Dataset records >>
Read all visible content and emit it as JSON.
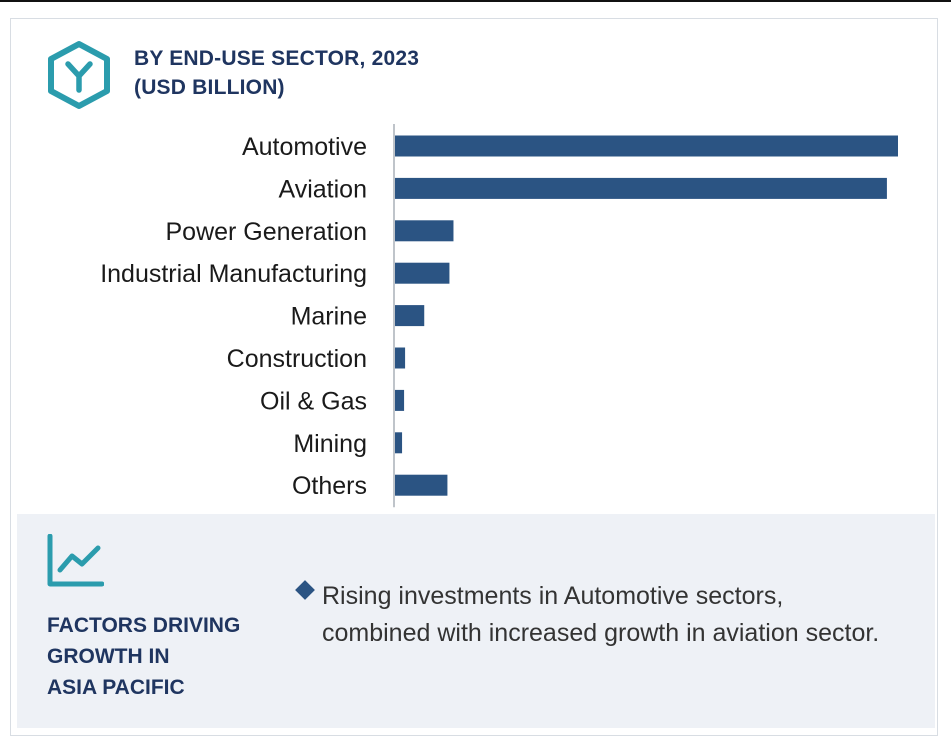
{
  "chart_data": {
    "type": "bar",
    "orientation": "horizontal",
    "title": "BY END-USE SECTOR, 2023",
    "subtitle": "(USD BILLION)",
    "categories": [
      "Automotive",
      "Aviation",
      "Power Generation",
      "Industrial Manufacturing",
      "Marine",
      "Construction",
      "Oil & Gas",
      "Mining",
      "Others"
    ],
    "values": [
      100,
      97.8,
      11.8,
      11.0,
      6.0,
      2.2,
      2.0,
      1.6,
      10.6
    ],
    "xlim": [
      0,
      100
    ],
    "xlabel": "",
    "ylabel": "",
    "grid": false,
    "legend": "none",
    "bar_color": "#2b5483"
  },
  "factors": {
    "title_lines": [
      "FACTORS DRIVING",
      "GROWTH IN",
      "ASIA PACIFIC"
    ],
    "bullets": [
      "Rising investments in Automotive sectors, combined with increased growth in aviation sector."
    ]
  },
  "colors": {
    "accent": "#2b9cad",
    "title": "#1f3560",
    "bar": "#2b5483",
    "panel": "#eef1f6"
  },
  "icons": {
    "header": "hexagon-y-icon",
    "factors": "line-chart-icon",
    "bullet": "diamond-icon"
  }
}
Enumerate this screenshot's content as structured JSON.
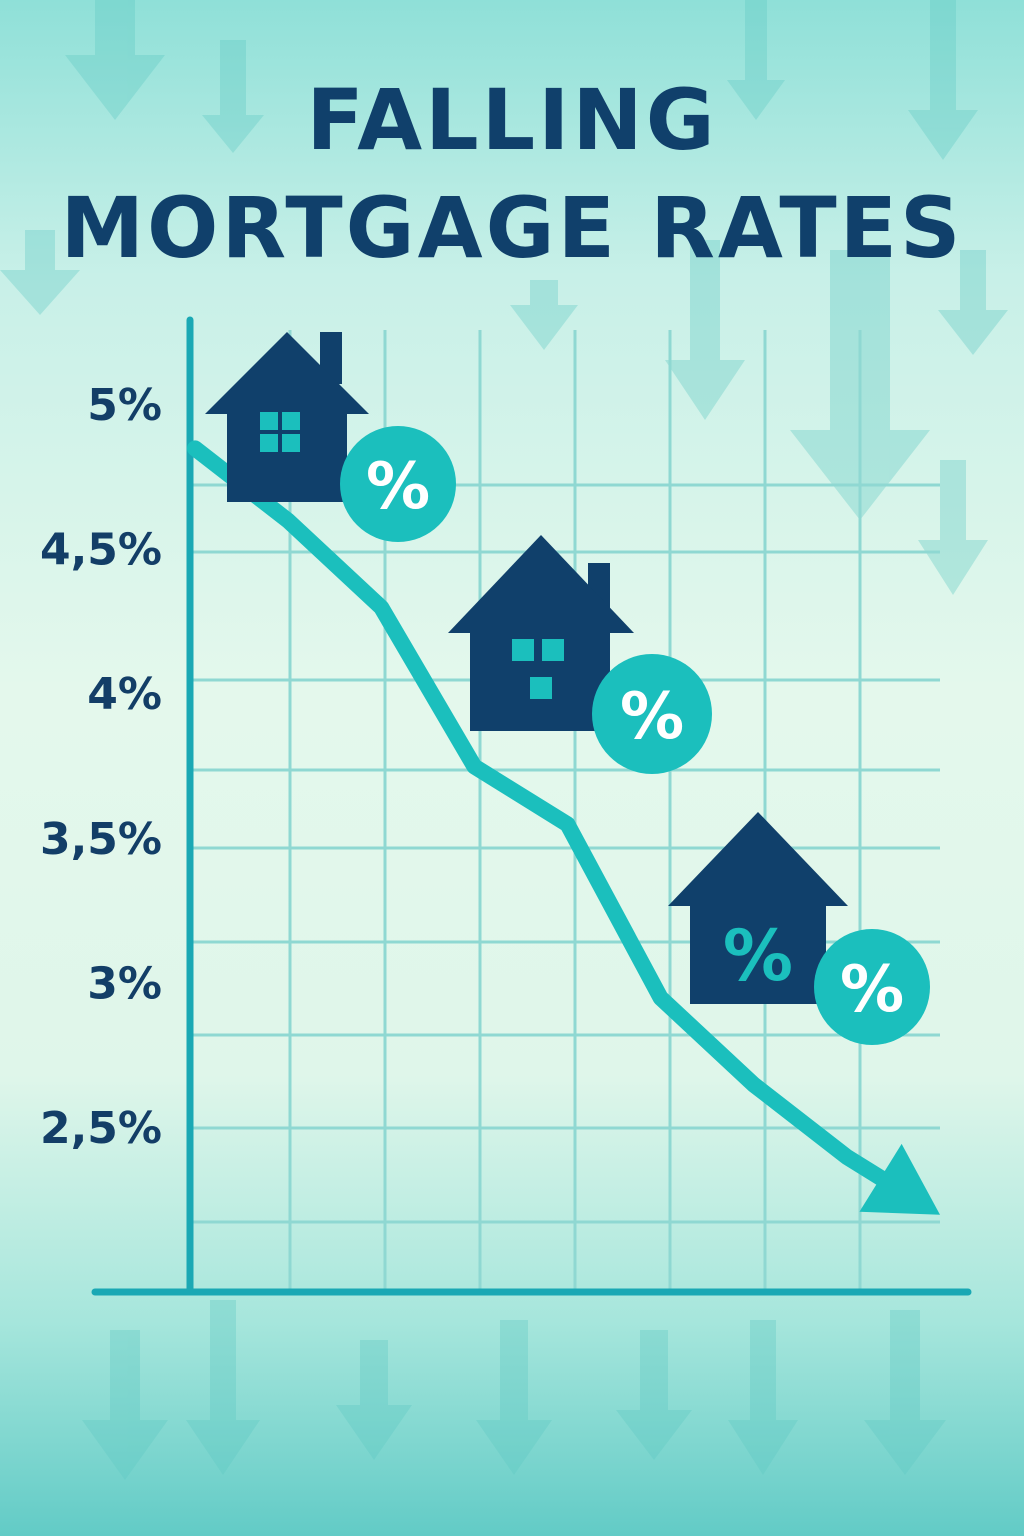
{
  "title_lines": [
    "FALLING",
    "MORTGAGE RATES"
  ],
  "colors": {
    "navy": "#10406b",
    "teal": "#1bbfbd",
    "grid": "#8fd8d2",
    "axis": "#1aa8b4"
  },
  "icons": [
    "house-icon",
    "percent-badge-icon",
    "down-arrow-icon"
  ],
  "badge_text": "%",
  "chart_data": {
    "type": "line",
    "title": "FALLING MORTGAGE RATES",
    "xlabel": "",
    "ylabel": "",
    "y_ticks": [
      "5%",
      "4,5%",
      "4%",
      "3,5%",
      "3%",
      "2,5%"
    ],
    "y_tick_values": [
      5,
      4.5,
      4,
      3.5,
      3,
      2.5
    ],
    "ylim": [
      2.2,
      5.5
    ],
    "x": [
      0,
      1,
      2,
      3,
      4,
      5,
      6,
      7,
      8
    ],
    "series": [
      {
        "values": [
          4.85,
          4.6,
          4.3,
          3.75,
          3.55,
          2.95,
          2.65,
          2.4,
          2.2
        ]
      }
    ],
    "grid": true,
    "legend": "none"
  }
}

What to do >>
Write out the entries above word for word. Do not include the pictures.

Finished task >>
Read all visible content and emit it as JSON.
{
  "chart_data": {
    "type": "bar",
    "orientation": "horizontal",
    "title": "BY END-USE SECTOR, 2023",
    "subtitle": "(USD BILLION)",
    "categories": [
      "Automotive",
      "Aviation",
      "Power Generation",
      "Industrial Manufacturing",
      "Marine",
      "Construction",
      "Oil & Gas",
      "Mining",
      "Others"
    ],
    "values": [
      100,
      97.8,
      11.8,
      11.0,
      6.0,
      2.2,
      2.0,
      1.6,
      10.6
    ],
    "xlim": [
      0,
      100
    ],
    "xlabel": "",
    "ylabel": "",
    "grid": false,
    "legend": "none",
    "bar_color": "#2b5483"
  },
  "factors": {
    "title_lines": [
      "FACTORS DRIVING",
      "GROWTH IN",
      "ASIA PACIFIC"
    ],
    "bullets": [
      "Rising investments in Automotive sectors, combined with increased growth in aviation sector."
    ]
  },
  "colors": {
    "accent": "#2b9cad",
    "title": "#1f3560",
    "bar": "#2b5483",
    "panel": "#eef1f6"
  },
  "icons": {
    "header": "hexagon-y-icon",
    "factors": "line-chart-icon",
    "bullet": "diamond-icon"
  }
}
Enumerate this screenshot's content as structured JSON.
{
  "title_lines": [
    "FALLING",
    "MORTGAGE RATES"
  ],
  "colors": {
    "navy": "#10406b",
    "teal": "#1bbfbd",
    "grid": "#8fd8d2",
    "axis": "#1aa8b4"
  },
  "icons": [
    "house-icon",
    "percent-badge-icon",
    "down-arrow-icon"
  ],
  "badge_text": "%",
  "chart_data": {
    "type": "line",
    "title": "FALLING MORTGAGE RATES",
    "xlabel": "",
    "ylabel": "",
    "y_ticks": [
      "5%",
      "4,5%",
      "4%",
      "3,5%",
      "3%",
      "2,5%"
    ],
    "y_tick_values": [
      5,
      4.5,
      4,
      3.5,
      3,
      2.5
    ],
    "ylim": [
      2.2,
      5.5
    ],
    "x": [
      0,
      1,
      2,
      3,
      4,
      5,
      6,
      7,
      8
    ],
    "series": [
      {
        "values": [
          4.85,
          4.6,
          4.3,
          3.75,
          3.55,
          2.95,
          2.65,
          2.4,
          2.2
        ]
      }
    ],
    "grid": true,
    "legend": "none"
  }
}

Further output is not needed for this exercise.